[Data entries]
------------------------

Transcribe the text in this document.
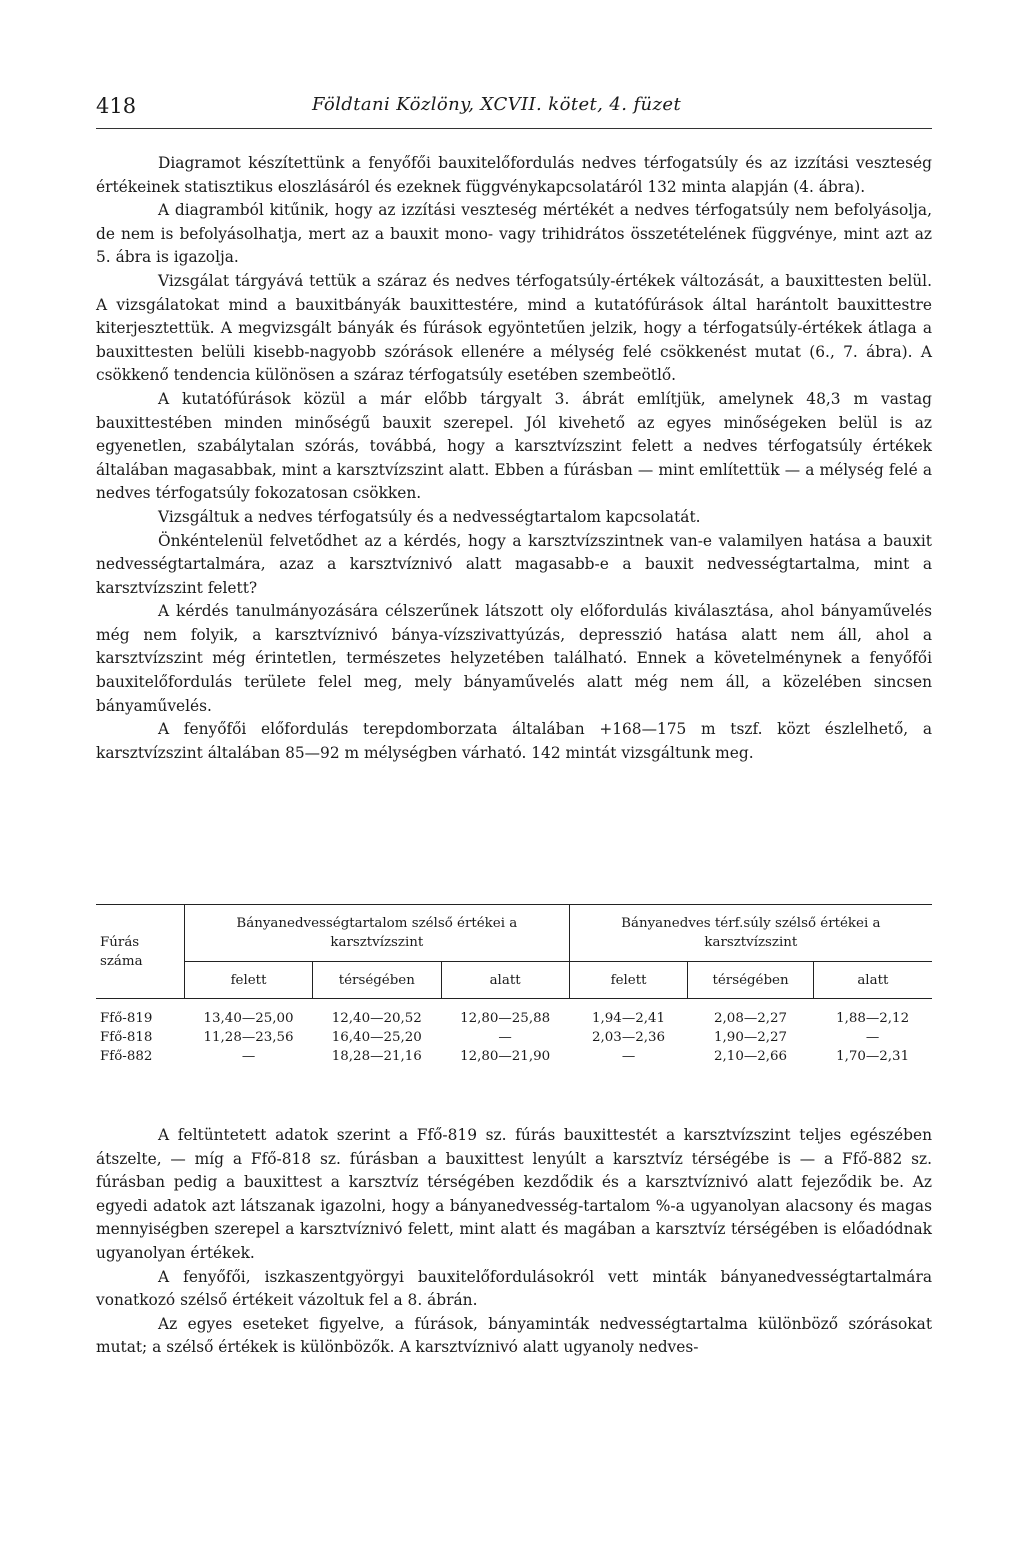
418	Földtani Közlöny, XCVII. kötet, 4. füzet

Diagramot készítettünk a fenyőfői bauxitelőfordulás nedves térfogatsúly és az izzítási veszteség értékeinek statisztikus eloszlásáról és ezeknek függvénykapcsolatáról 132 minta alapján (4. ábra).

A diagramból kitűnik, hogy az izzítási veszteség mértékét a nedves térfogatsúly nem befolyásolja, de nem is befolyásolhatja, mert az a bauxit mono- vagy trihidrátos összetételének függvénye, mint azt az 5. ábra is igazolja.

Vizsgálat tárgyává tettük a száraz és nedves térfogatsúly-értékek változását, a bauxittesten belül. A vizsgálatokat mind a bauxitbányák bauxittestére, mind a kutatófúrások által harántolt bauxittestre kiterjesztettük. A megvizsgált bányák és fúrások egyöntetűen jelzik, hogy a térfogatsúly-értékek átlaga a bauxittesten belüli kisebb-nagyobb szórások ellenére a mélység felé csökkenést mutat (6., 7. ábra). A csökkenő tendencia különösen a száraz térfogatsúly esetében szembeötlő.

A kutatófúrások közül a már előbb tárgyalt 3. ábrát említjük, amelynek 48,3 m vastag bauxittestében minden minőségű bauxit szerepel. Jól kivehető az egyes minőségeken belül is az egyenetlen, szabálytalan szórás, továbbá, hogy a karsztvízszint felett a nedves térfogatsúly értékek általában magasabbak, mint a karsztvízszint alatt. Ebben a fúrásban — mint említettük — a mélység felé a nedves térfogatsúly fokozatosan csökken.

Vizsgáltuk a nedves térfogatsúly és a nedvességtartalom kapcsolatát.

Önkéntelenül felvetődhet az a kérdés, hogy a karsztvízszintnek van-e valamilyen hatása a bauxit nedvességtartalmára, azaz a karsztvíznivó alatt magasabb-e a bauxit nedvességtartalma, mint a karsztvízszint felett?

A kérdés tanulmányozására célszerűnek látszott oly előfordulás kiválasztása, ahol bányaművelés még nem folyik, a karsztvíznivó bánya-vízszivattyúzás, depresszió hatása alatt nem áll, ahol a karsztvízszint még érintetlen, természetes helyzetében található. Ennek a követelménynek a fenyőfői bauxitelőfordulás területe felel meg, mely bányaművelés alatt még nem áll, a közelében sincsen bányaművelés.

A fenyőfői előfordulás terepdomborzata általában +168—175 m tszf. közt észlelhető, a karsztvízszint általában 85—92 m mélységben várható. 142 mintát vizsgáltunk meg.

Fúrás száma	Bányanedvességtartalom szélső értékei a karsztvízszint			Bányanedves térf.súly szélső értékei a karsztvízszint		
	felett	térségében	alatt	felett	térségében	alatt

Ffő-819	13,40—25,00	12,40—20,52	12,80—25,88	1,94—2,41	2,08—2,27	1,88—2,12
Ffő-818	11,28—23,56	16,40—25,20	—	2,03—2,36	1,90—2,27	—
Ffő-882	—	18,28—21,16	12,80—21,90	—	2,10—2,66	1,70—2,31

A feltüntetett adatok szerint a Ffő-819 sz. fúrás bauxittestét a karsztvízszint teljes egészében átszelte, — míg a Ffő-818 sz. fúrásban a bauxittest lenyúlt a karsztvíz térségébe is — a Ffő-882 sz. fúrásban pedig a bauxittest a karsztvíz térségében kezdődik és a karsztvíznivó alatt fejeződik be. Az egyedi adatok azt látszanak igazolni, hogy a bányanedvesség-tartalom %-a ugyanolyan alacsony és magas mennyiségben szerepel a karsztvíznivó felett, mint alatt és magában a karsztvíz térségében is előadódnak ugyanolyan értékek.

A fenyőfői, iszkaszentgyörgyi bauxitelőfordulásokról vett minták bányanedvességtartalmára vonatkozó szélső értékeit vázoltuk fel a 8. ábrán.

Az egyes eseteket figyelve, a fúrások, bányaminták nedvességtartalma különböző szórásokat mutat; a szélső értékek is különbözők. A karsztvíznivó alatt ugyanoly nedves-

------------------------

EXERCISE: Transcribe the records above exactly, leaving out every picture.

WORKED SOLUTION:
Transcribe the text in this document.
418	Földtani Közlöny, XCVII. kötet, 4. füzet

Diagramot készítettünk a fenyőfői bauxitelőfordulás nedves térfogatsúly és az izzítási veszteség értékeinek statisztikus eloszlásáról és ezeknek függvénykapcsolatáról 132 minta alapján (4. ábra).

A diagramból kitűnik, hogy az izzítási veszteség mértékét a nedves térfogatsúly nem befolyásolja, de nem is befolyásolhatja, mert az a bauxit mono- vagy trihidrátos összetételének függvénye, mint azt az 5. ábra is igazolja.

Vizsgálat tárgyává tettük a száraz és nedves térfogatsúly-értékek változását, a bauxittesten belül. A vizsgálatokat mind a bauxitbányák bauxittestére, mind a kutatófúrások által harántolt bauxittestre kiterjesztettük. A megvizsgált bányák és fúrások egyöntetűen jelzik, hogy a térfogatsúly-értékek átlaga a bauxittesten belüli kisebb-nagyobb szórások ellenére a mélység felé csökkenést mutat (6., 7. ábra). A csökkenő tendencia különösen a száraz térfogatsúly esetében szembeötlő.

A kutatófúrások közül a már előbb tárgyalt 3. ábrát említjük, amelynek 48,3 m vastag bauxittestében minden minőségű bauxit szerepel. Jól kivehető az egyes minőségeken belül is az egyenetlen, szabálytalan szórás, továbbá, hogy a karsztvízszint felett a nedves térfogatsúly értékek általában magasabbak, mint a karsztvízszint alatt. Ebben a fúrásban — mint említettük — a mélység felé a nedves térfogatsúly fokozatosan csökken.

Vizsgáltuk a nedves térfogatsúly és a nedvességtartalom kapcsolatát.

Önkéntelenül felvetődhet az a kérdés, hogy a karsztvízszintnek van-e valamilyen hatása a bauxit nedvességtartalmára, azaz a karsztvíznivó alatt magasabb-e a bauxit nedvességtartalma, mint a karsztvízszint felett?

A kérdés tanulmányozására célszerűnek látszott oly előfordulás kiválasztása, ahol bányaművelés még nem folyik, a karsztvíznivó bánya-vízszivattyúzás, depresszió hatása alatt nem áll, ahol a karsztvízszint még érintetlen, természetes helyzetében található. Ennek a követelménynek a fenyőfői bauxitelőfordulás területe felel meg, mely bányaművelés alatt még nem áll, a közelében sincsen bányaművelés.

A fenyőfői előfordulás terepdomborzata általában +168—175 m tszf. közt észlelhető, a karsztvízszint általában 85—92 m mélységben várható. 142 mintát vizsgáltunk meg.

Fúrás száma	Bányanedvességtartalom szélső értékei a karsztvízszint			Bányanedves térf.súly szélső értékei a karsztvízszint		
	felett	térségében	alatt	felett	térségében	alatt

Ffő-819	13,40—25,00	12,40—20,52	12,80—25,88	1,94—2,41	2,08—2,27	1,88—2,12
Ffő-818	11,28—23,56	16,40—25,20	—	2,03—2,36	1,90—2,27	—
Ffő-882	—	18,28—21,16	12,80—21,90	—	2,10—2,66	1,70—2,31

A feltüntetett adatok szerint a Ffő-819 sz. fúrás bauxittestét a karsztvízszint teljes egészében átszelte, — míg a Ffő-818 sz. fúrásban a bauxittest lenyúlt a karsztvíz térségébe is — a Ffő-882 sz. fúrásban pedig a bauxittest a karsztvíz térségében kezdődik és a karsztvíznivó alatt fejeződik be. Az egyedi adatok azt látszanak igazolni, hogy a bányanedvesség-tartalom %-a ugyanolyan alacsony és magas mennyiségben szerepel a karsztvíznivó felett, mint alatt és magában a karsztvíz térségében is előadódnak ugyanolyan értékek.

A fenyőfői, iszkaszentgyörgyi bauxitelőfordulásokról vett minták bányanedvességtartalmára vonatkozó szélső értékeit vázoltuk fel a 8. ábrán.

Az egyes eseteket figyelve, a fúrások, bányaminták nedvességtartalma különböző szórásokat mutat; a szélső értékek is különbözők. A karsztvíznivó alatt ugyanoly nedves-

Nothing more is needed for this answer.